INPUT ROWS
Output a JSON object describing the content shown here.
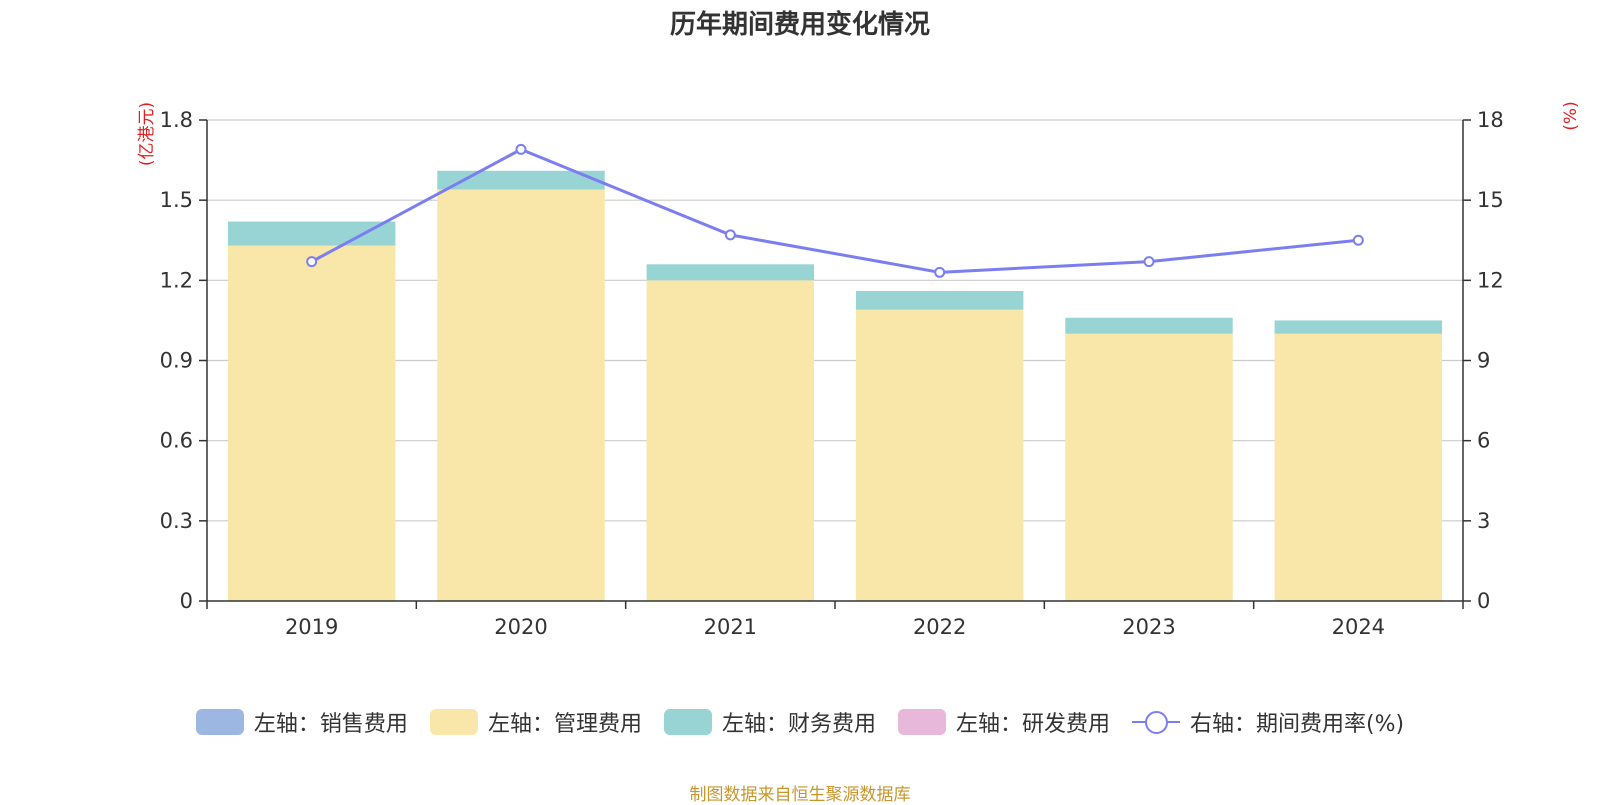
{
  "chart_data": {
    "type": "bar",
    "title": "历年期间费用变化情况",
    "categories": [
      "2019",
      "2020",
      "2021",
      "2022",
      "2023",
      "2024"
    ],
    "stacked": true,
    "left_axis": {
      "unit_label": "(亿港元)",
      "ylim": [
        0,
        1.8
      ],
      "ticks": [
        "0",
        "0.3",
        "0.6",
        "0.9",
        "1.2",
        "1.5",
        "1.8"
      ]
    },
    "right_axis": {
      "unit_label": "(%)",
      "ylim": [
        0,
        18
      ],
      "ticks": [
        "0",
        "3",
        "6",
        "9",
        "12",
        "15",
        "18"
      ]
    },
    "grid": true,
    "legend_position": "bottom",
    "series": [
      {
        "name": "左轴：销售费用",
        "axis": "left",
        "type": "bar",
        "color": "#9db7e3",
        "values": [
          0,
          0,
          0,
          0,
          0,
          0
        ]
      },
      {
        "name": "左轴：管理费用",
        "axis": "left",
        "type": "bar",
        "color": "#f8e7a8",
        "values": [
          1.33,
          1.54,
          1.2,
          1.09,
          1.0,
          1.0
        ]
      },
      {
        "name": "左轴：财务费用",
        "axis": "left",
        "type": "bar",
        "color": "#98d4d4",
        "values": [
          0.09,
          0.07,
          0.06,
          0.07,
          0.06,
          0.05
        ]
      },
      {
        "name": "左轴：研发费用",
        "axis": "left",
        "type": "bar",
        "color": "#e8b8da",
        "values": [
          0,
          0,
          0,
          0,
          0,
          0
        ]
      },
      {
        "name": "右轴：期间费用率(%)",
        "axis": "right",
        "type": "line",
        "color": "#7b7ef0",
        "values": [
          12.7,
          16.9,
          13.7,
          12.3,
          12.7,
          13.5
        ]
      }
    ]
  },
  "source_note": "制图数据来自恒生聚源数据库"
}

TO BE DONE
Repeat the data exactly, without the pictures.

FINISHED TASK
Output a JSON object describing the content shown here.
{
  "chart_data": {
    "type": "bar",
    "title": "历年期间费用变化情况",
    "categories": [
      "2019",
      "2020",
      "2021",
      "2022",
      "2023",
      "2024"
    ],
    "stacked": true,
    "left_axis": {
      "unit_label": "(亿港元)",
      "ylim": [
        0,
        1.8
      ],
      "ticks": [
        "0",
        "0.3",
        "0.6",
        "0.9",
        "1.2",
        "1.5",
        "1.8"
      ]
    },
    "right_axis": {
      "unit_label": "(%)",
      "ylim": [
        0,
        18
      ],
      "ticks": [
        "0",
        "3",
        "6",
        "9",
        "12",
        "15",
        "18"
      ]
    },
    "grid": true,
    "legend_position": "bottom",
    "series": [
      {
        "name": "左轴：销售费用",
        "axis": "left",
        "type": "bar",
        "color": "#9db7e3",
        "values": [
          0,
          0,
          0,
          0,
          0,
          0
        ]
      },
      {
        "name": "左轴：管理费用",
        "axis": "left",
        "type": "bar",
        "color": "#f8e7a8",
        "values": [
          1.33,
          1.54,
          1.2,
          1.09,
          1.0,
          1.0
        ]
      },
      {
        "name": "左轴：财务费用",
        "axis": "left",
        "type": "bar",
        "color": "#98d4d4",
        "values": [
          0.09,
          0.07,
          0.06,
          0.07,
          0.06,
          0.05
        ]
      },
      {
        "name": "左轴：研发费用",
        "axis": "left",
        "type": "bar",
        "color": "#e8b8da",
        "values": [
          0,
          0,
          0,
          0,
          0,
          0
        ]
      },
      {
        "name": "右轴：期间费用率(%)",
        "axis": "right",
        "type": "line",
        "color": "#7b7ef0",
        "values": [
          12.7,
          16.9,
          13.7,
          12.3,
          12.7,
          13.5
        ]
      }
    ]
  },
  "source_note": "制图数据来自恒生聚源数据库"
}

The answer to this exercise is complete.